▸ **PASSAGE PROVIDED**:

*** Begin section ***

To visually assess the association between continuous CDAI and the risk of cardiovascular and all-cause death, a restricted cubic spline (RCS) model was built. To investigate the robustness of the findings, subgroup analysis, interaction analysis, and sensitivity analysis were performed. Statistical significance was indicated by a 2-tailed P < .05.

3. Results

3.1. The characteristics of the study population

The study included a total of 22,591 hypertensive patients. Using the maximally selected rank statistics method, −1.23 was identified as the optimal CDAI cut-off value significantly associated with survival. Participants were then classified into higher and lower CDAI groups based on this threshold (Fig. 2).

Figure 2.

Figure 2.

Cut-off points calculated using the “maxstat” package, computed using standardized log-rank statistics.

The baseline characteristics of the participants are summarized in Table 1. Significant differences were observed in age, race, education status, marital status, smoking status, PIR, household insurance, diabetes, and CDAI among hypertensive patients. Among the surviving hypertensive patients, a relatively higher proportion were married, had a higher education level, purchased health insurance, never smoked, and consumed alcohol. Additionally, individuals with higher CDAI scores had a relatively higher survival rate.

*** End section ***

▸ **RECORD EXCERPTS**:
*** Begin section ***

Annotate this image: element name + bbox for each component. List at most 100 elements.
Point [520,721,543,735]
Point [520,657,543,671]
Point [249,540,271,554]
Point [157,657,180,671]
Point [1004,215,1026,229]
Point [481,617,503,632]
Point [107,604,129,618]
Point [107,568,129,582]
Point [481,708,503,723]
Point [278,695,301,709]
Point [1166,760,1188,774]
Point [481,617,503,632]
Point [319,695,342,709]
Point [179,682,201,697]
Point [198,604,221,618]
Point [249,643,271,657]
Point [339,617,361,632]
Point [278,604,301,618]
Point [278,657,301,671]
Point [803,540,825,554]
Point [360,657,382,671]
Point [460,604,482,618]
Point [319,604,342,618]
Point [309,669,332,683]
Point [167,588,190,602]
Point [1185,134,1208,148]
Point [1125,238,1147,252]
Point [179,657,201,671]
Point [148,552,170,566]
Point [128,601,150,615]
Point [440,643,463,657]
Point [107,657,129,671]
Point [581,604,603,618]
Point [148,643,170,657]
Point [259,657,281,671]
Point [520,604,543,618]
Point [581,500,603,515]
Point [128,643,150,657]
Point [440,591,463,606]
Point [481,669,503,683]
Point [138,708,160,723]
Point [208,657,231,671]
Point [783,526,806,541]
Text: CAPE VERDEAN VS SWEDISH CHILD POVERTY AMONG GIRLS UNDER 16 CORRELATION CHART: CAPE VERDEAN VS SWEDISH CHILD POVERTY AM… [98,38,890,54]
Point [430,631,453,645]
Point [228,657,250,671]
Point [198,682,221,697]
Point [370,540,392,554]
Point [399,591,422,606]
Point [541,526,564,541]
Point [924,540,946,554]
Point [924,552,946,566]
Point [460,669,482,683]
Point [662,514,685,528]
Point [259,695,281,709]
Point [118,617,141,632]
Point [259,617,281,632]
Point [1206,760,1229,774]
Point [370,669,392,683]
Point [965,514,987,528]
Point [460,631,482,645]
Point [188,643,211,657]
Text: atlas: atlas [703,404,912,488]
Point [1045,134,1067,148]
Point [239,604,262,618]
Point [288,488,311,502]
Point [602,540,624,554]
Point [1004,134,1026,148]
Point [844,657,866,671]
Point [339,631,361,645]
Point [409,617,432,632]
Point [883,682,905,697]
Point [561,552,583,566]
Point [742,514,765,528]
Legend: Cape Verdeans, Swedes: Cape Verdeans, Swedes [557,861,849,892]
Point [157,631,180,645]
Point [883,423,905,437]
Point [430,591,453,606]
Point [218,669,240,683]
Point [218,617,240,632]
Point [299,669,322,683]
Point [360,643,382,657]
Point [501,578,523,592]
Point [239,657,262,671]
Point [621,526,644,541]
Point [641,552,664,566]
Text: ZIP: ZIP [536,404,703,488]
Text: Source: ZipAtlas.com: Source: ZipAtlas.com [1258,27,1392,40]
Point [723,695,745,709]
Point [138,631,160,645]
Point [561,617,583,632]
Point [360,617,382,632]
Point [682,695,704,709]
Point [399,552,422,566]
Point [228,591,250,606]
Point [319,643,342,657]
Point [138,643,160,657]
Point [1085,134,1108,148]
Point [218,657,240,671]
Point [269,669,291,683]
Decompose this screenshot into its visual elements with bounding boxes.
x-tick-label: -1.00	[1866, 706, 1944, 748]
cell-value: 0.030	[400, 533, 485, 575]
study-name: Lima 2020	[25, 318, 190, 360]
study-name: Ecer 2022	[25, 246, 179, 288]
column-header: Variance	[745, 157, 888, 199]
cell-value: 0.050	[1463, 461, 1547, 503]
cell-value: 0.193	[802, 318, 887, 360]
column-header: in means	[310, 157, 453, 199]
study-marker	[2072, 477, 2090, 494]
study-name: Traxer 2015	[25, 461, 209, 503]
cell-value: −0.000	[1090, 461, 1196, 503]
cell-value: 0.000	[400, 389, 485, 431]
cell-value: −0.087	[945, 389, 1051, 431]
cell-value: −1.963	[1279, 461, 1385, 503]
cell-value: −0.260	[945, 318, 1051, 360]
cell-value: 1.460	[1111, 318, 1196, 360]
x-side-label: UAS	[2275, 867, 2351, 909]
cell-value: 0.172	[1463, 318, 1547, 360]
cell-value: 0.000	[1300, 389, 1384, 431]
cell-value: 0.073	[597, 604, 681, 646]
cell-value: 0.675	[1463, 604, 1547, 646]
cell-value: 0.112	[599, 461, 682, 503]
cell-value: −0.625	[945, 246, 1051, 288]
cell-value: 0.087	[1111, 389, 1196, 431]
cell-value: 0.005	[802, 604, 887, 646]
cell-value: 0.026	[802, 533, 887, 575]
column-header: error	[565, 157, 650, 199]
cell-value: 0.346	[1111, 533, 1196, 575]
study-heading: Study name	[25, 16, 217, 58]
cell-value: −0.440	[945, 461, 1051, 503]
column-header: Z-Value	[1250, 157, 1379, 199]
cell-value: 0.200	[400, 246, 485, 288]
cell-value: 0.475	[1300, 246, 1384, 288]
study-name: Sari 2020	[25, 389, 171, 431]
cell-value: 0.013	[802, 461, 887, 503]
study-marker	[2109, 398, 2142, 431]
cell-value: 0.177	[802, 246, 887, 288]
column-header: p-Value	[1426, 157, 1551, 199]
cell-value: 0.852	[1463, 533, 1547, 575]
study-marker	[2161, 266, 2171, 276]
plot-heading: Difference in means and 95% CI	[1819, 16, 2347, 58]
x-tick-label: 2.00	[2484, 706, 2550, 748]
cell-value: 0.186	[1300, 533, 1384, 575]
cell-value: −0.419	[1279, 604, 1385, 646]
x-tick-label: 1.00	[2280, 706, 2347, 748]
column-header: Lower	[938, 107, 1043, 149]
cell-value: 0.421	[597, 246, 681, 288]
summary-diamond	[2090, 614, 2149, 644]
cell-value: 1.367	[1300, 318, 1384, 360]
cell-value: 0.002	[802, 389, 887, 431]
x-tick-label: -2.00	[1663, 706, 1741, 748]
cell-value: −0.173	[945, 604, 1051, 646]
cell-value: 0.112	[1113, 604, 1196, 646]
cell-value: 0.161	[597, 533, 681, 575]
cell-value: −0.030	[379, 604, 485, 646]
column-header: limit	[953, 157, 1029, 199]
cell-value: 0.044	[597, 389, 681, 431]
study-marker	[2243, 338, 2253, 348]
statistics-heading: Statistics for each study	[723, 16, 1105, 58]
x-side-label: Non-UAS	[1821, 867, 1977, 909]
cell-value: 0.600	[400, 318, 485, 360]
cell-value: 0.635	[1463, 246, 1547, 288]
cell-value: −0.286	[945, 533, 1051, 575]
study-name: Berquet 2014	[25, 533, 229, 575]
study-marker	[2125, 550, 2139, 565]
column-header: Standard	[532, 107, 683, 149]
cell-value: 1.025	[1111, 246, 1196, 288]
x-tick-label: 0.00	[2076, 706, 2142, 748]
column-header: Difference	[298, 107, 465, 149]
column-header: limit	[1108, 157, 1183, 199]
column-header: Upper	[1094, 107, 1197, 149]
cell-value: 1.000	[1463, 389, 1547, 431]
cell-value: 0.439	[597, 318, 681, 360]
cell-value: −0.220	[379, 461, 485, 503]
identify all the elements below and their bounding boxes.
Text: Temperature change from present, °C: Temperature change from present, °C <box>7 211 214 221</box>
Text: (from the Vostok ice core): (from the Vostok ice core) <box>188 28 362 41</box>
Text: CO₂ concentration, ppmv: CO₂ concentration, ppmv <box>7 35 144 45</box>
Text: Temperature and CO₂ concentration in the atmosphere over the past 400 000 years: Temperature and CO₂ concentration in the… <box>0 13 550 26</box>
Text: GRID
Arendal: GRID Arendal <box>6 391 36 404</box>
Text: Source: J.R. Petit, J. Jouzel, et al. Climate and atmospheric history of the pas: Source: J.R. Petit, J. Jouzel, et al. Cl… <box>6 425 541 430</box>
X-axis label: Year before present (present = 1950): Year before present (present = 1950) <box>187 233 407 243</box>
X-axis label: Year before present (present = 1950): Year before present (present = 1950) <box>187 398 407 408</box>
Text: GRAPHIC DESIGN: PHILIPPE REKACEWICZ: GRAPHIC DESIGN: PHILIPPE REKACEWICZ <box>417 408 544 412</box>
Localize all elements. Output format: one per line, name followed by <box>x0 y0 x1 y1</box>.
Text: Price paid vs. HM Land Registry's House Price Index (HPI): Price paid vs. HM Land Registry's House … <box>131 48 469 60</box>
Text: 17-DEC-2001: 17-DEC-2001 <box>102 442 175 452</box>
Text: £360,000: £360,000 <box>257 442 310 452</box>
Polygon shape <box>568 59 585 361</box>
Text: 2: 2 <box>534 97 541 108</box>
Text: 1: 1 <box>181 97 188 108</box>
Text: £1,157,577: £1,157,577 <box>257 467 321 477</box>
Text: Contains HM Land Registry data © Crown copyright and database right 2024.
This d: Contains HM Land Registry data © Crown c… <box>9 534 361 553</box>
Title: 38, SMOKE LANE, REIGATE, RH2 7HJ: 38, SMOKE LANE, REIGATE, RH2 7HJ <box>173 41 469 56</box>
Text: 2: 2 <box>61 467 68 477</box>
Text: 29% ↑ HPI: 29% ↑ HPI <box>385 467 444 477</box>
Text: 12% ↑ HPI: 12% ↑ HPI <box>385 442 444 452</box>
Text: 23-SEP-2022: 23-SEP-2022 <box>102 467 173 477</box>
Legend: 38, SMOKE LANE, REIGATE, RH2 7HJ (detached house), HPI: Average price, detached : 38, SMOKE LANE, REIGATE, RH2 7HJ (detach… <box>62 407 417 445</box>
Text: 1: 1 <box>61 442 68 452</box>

*** End section ***

▸ **ASSIGNED TASK**: Could you restate the study-population passage with every "CDAI" renamed to "composite dietary antioxidant index", beginning at the words "The study included" and stopping after "standardized log-rank statistics."?

▸ **SOLVED EXERCISE**:
The study included a total of 22,591 hypertensive patients. Using the maximally selected rank statistics method, −1.23 was identified as the optimal composite dietary antioxidant index cut-off value significantly associated with survival. Participants were then classified into higher and lower composite dietary antioxidant index groups based on this threshold (Fig. 2).

Figure 2.

Figure 2.

Cut-off points calculated using the “maxstat” package, computed using standardized log-rank statistics.